_GIVEN REQUEST_.
Lines containing the word "pianeta" should be extracted in full.

>> Begin DATA TO USE

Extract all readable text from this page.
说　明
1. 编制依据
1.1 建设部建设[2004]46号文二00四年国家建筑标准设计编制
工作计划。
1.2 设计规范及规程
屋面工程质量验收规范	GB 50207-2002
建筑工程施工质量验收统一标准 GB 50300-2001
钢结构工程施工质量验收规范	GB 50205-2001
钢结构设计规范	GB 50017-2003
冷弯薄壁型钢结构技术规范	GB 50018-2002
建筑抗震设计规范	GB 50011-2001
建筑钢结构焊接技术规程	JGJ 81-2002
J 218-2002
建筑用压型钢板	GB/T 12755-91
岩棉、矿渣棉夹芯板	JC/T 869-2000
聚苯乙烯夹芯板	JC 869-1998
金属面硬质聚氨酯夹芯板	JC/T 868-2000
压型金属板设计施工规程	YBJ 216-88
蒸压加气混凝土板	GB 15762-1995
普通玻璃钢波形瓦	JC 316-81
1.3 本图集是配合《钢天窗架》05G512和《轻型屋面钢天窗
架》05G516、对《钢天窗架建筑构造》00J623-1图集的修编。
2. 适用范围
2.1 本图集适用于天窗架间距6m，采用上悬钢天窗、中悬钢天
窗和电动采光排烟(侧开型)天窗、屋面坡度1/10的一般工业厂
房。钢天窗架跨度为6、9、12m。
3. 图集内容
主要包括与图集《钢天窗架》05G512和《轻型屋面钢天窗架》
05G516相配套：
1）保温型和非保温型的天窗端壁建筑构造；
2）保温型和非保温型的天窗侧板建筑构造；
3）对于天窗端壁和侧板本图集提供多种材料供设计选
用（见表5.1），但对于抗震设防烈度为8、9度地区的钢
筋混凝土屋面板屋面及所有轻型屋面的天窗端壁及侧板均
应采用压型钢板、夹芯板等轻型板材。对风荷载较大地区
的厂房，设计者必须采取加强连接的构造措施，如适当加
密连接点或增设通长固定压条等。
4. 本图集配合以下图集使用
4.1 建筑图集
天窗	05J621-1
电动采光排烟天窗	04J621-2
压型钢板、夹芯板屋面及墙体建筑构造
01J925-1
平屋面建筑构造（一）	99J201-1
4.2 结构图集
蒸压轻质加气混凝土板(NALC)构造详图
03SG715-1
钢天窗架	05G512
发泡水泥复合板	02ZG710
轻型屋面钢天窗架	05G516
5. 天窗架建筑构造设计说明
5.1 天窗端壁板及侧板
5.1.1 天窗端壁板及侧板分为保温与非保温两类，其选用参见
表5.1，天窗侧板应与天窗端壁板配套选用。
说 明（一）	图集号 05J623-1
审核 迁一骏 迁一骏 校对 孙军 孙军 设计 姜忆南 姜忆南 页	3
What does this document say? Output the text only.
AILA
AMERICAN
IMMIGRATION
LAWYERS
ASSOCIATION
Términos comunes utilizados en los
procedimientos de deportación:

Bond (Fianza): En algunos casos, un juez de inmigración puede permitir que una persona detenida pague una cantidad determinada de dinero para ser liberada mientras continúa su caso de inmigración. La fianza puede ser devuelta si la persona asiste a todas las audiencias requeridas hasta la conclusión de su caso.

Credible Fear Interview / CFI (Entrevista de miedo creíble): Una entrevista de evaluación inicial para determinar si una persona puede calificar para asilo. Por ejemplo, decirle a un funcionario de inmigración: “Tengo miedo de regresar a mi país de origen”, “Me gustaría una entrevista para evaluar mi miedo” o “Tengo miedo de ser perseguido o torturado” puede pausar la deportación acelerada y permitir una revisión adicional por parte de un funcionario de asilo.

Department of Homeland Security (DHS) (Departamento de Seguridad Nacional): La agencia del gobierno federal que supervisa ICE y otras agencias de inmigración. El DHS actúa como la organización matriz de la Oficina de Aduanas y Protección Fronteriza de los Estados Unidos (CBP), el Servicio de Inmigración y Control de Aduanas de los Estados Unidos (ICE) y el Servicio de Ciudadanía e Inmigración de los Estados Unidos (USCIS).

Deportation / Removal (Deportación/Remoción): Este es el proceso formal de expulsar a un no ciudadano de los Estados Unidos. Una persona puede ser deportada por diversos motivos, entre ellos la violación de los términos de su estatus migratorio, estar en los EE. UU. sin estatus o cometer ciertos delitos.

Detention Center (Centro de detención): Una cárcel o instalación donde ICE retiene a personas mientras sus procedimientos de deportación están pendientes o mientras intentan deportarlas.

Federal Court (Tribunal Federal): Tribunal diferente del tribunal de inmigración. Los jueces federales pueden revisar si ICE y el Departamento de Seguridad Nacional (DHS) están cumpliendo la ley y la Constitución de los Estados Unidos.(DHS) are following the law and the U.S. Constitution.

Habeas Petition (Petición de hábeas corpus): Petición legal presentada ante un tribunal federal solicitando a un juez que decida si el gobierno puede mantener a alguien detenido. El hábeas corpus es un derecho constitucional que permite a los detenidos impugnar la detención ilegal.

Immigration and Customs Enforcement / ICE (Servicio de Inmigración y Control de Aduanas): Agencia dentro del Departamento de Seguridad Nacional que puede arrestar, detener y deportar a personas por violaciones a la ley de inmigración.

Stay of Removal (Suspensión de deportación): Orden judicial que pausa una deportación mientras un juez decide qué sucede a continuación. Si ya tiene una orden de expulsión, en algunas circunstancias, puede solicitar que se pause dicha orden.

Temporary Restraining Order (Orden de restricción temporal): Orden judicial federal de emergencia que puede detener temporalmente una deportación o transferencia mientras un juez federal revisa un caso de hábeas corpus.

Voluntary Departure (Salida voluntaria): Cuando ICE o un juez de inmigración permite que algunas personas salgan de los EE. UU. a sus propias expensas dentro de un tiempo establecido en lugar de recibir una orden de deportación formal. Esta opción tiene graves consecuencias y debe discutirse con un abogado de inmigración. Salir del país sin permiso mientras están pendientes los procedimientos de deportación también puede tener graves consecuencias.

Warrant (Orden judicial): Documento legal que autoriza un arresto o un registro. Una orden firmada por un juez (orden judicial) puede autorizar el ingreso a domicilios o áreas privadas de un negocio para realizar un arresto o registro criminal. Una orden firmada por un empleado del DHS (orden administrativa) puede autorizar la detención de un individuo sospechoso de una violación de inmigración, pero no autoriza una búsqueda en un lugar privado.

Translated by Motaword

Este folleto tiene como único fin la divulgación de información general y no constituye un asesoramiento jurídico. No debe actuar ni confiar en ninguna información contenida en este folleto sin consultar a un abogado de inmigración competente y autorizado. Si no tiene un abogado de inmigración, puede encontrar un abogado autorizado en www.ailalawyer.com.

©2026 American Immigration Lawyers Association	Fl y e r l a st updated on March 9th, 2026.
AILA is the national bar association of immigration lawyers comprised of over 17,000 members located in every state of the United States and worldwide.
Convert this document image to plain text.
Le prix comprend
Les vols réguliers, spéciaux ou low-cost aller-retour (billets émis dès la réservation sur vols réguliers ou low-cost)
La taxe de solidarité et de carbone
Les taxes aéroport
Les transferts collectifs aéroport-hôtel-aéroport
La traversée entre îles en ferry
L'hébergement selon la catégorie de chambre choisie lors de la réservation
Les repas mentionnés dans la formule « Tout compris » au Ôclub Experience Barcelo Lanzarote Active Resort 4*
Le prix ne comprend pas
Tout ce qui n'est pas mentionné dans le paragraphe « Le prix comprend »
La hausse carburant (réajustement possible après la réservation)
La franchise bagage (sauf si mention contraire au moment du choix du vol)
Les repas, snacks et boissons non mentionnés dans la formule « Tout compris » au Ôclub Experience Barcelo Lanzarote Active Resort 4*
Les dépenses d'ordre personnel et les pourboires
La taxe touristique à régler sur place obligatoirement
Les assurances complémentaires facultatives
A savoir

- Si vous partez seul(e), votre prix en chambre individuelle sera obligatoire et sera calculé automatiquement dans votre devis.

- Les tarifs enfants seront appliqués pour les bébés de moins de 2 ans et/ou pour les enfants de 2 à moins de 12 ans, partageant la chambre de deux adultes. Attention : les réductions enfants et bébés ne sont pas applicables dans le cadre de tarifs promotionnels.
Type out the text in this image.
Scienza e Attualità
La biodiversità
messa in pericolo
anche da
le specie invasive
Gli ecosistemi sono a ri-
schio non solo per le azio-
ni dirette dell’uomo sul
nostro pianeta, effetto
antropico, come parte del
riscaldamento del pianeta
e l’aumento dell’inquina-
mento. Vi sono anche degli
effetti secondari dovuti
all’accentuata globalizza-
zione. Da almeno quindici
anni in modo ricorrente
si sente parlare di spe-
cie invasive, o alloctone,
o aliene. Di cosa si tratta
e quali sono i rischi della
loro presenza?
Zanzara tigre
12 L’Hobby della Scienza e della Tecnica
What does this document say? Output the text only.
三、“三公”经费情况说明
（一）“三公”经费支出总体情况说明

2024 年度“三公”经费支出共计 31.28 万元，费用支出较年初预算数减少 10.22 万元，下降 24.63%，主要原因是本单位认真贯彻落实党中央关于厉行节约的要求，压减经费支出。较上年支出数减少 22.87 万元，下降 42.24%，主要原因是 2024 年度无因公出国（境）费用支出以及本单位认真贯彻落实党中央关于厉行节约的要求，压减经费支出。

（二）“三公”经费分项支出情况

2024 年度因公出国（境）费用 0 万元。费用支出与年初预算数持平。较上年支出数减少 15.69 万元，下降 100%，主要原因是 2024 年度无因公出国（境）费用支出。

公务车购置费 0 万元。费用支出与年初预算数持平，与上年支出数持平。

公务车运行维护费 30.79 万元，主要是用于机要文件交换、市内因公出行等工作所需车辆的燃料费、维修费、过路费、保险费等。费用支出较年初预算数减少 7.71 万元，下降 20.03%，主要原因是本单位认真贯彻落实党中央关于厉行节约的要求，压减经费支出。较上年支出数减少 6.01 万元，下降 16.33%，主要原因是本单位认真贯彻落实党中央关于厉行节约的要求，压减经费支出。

>> End DATA TO USE

_COMPLETE ANSWER_.
nostro pianeta, effetto
riscaldamento del pianeta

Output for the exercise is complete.